Data items
[start]
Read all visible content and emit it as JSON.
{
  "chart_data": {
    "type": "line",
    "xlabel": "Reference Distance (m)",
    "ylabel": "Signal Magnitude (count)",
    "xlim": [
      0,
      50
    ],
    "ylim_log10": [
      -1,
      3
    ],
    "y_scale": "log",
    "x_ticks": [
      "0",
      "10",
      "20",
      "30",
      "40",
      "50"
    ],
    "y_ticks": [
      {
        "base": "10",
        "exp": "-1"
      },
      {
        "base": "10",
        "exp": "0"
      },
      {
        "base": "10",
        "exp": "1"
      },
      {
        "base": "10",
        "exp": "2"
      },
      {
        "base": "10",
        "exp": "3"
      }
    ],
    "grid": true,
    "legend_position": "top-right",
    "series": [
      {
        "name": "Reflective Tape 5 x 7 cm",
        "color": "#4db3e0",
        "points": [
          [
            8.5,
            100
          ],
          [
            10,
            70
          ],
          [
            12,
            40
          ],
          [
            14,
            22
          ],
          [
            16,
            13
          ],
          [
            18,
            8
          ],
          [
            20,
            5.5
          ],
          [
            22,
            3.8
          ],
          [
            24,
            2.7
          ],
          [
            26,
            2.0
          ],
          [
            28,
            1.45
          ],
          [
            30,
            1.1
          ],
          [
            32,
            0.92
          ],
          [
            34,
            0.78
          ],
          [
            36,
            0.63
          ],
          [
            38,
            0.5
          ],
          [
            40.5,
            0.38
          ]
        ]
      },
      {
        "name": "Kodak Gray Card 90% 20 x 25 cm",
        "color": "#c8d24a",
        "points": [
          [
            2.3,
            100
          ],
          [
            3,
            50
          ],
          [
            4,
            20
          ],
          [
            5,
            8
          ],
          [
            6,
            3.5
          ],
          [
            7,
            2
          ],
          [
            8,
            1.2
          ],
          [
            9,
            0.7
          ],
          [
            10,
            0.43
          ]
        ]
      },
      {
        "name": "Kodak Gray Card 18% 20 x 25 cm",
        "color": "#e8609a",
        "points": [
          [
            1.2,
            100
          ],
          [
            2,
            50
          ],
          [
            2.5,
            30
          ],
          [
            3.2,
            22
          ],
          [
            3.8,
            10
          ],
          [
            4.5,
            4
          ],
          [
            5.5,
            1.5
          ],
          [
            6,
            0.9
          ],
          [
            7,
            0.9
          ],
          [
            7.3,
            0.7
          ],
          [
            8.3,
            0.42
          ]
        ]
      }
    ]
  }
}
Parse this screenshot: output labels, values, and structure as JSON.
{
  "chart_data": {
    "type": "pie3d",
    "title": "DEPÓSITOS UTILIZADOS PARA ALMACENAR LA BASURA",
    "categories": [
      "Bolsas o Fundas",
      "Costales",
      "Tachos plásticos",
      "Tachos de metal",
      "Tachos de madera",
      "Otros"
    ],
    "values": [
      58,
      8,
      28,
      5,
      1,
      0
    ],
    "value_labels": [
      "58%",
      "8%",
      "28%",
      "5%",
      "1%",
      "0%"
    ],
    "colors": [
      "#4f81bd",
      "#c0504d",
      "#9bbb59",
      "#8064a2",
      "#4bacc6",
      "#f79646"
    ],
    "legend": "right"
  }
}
[end]
=== EXERCISE OBJECTIVE ===
Restate the whole listing exactly.

=== FINISHED EXERCISE ===
Read all visible content and emit it as JSON.
{
  "chart_data": {
    "type": "line",
    "xlabel": "Reference Distance (m)",
    "ylabel": "Signal Magnitude (count)",
    "xlim": [
      0,
      50
    ],
    "ylim_log10": [
      -1,
      3
    ],
    "y_scale": "log",
    "x_ticks": [
      "0",
      "10",
      "20",
      "30",
      "40",
      "50"
    ],
    "y_ticks": [
      {
        "base": "10",
        "exp": "-1"
      },
      {
        "base": "10",
        "exp": "0"
      },
      {
        "base": "10",
        "exp": "1"
      },
      {
        "base": "10",
        "exp": "2"
      },
      {
        "base": "10",
        "exp": "3"
      }
    ],
    "grid": true,
    "legend_position": "top-right",
    "series": [
      {
        "name": "Reflective Tape 5 x 7 cm",
        "color": "#4db3e0",
        "points": [
          [
            8.5,
            100
          ],
          [
            10,
            70
          ],
          [
            12,
            40
          ],
          [
            14,
            22
          ],
          [
            16,
            13
          ],
          [
            18,
            8
          ],
          [
            20,
            5.5
          ],
          [
            22,
            3.8
          ],
          [
            24,
            2.7
          ],
          [
            26,
            2.0
          ],
          [
            28,
            1.45
          ],
          [
            30,
            1.1
          ],
          [
            32,
            0.92
          ],
          [
            34,
            0.78
          ],
          [
            36,
            0.63
          ],
          [
            38,
            0.5
          ],
          [
            40.5,
            0.38
          ]
        ]
      },
      {
        "name": "Kodak Gray Card 90% 20 x 25 cm",
        "color": "#c8d24a",
        "points": [
          [
            2.3,
            100
          ],
          [
            3,
            50
          ],
          [
            4,
            20
          ],
          [
            5,
            8
          ],
          [
            6,
            3.5
          ],
          [
            7,
            2
          ],
          [
            8,
            1.2
          ],
          [
            9,
            0.7
          ],
          [
            10,
            0.43
          ]
        ]
      },
      {
        "name": "Kodak Gray Card 18% 20 x 25 cm",
        "color": "#e8609a",
        "points": [
          [
            1.2,
            100
          ],
          [
            2,
            50
          ],
          [
            2.5,
            30
          ],
          [
            3.2,
            22
          ],
          [
            3.8,
            10
          ],
          [
            4.5,
            4
          ],
          [
            5.5,
            1.5
          ],
          [
            6,
            0.9
          ],
          [
            7,
            0.9
          ],
          [
            7.3,
            0.7
          ],
          [
            8.3,
            0.42
          ]
        ]
      }
    ]
  }
}
Parse this screenshot: output labels, values, and structure as JSON.
{
  "chart_data": {
    "type": "pie3d",
    "title": "DEPÓSITOS UTILIZADOS PARA ALMACENAR LA BASURA",
    "categories": [
      "Bolsas o Fundas",
      "Costales",
      "Tachos plásticos",
      "Tachos de metal",
      "Tachos de madera",
      "Otros"
    ],
    "values": [
      58,
      8,
      28,
      5,
      1,
      0
    ],
    "value_labels": [
      "58%",
      "8%",
      "28%",
      "5%",
      "1%",
      "0%"
    ],
    "colors": [
      "#4f81bd",
      "#c0504d",
      "#9bbb59",
      "#8064a2",
      "#4bacc6",
      "#f79646"
    ],
    "legend": "right"
  }
}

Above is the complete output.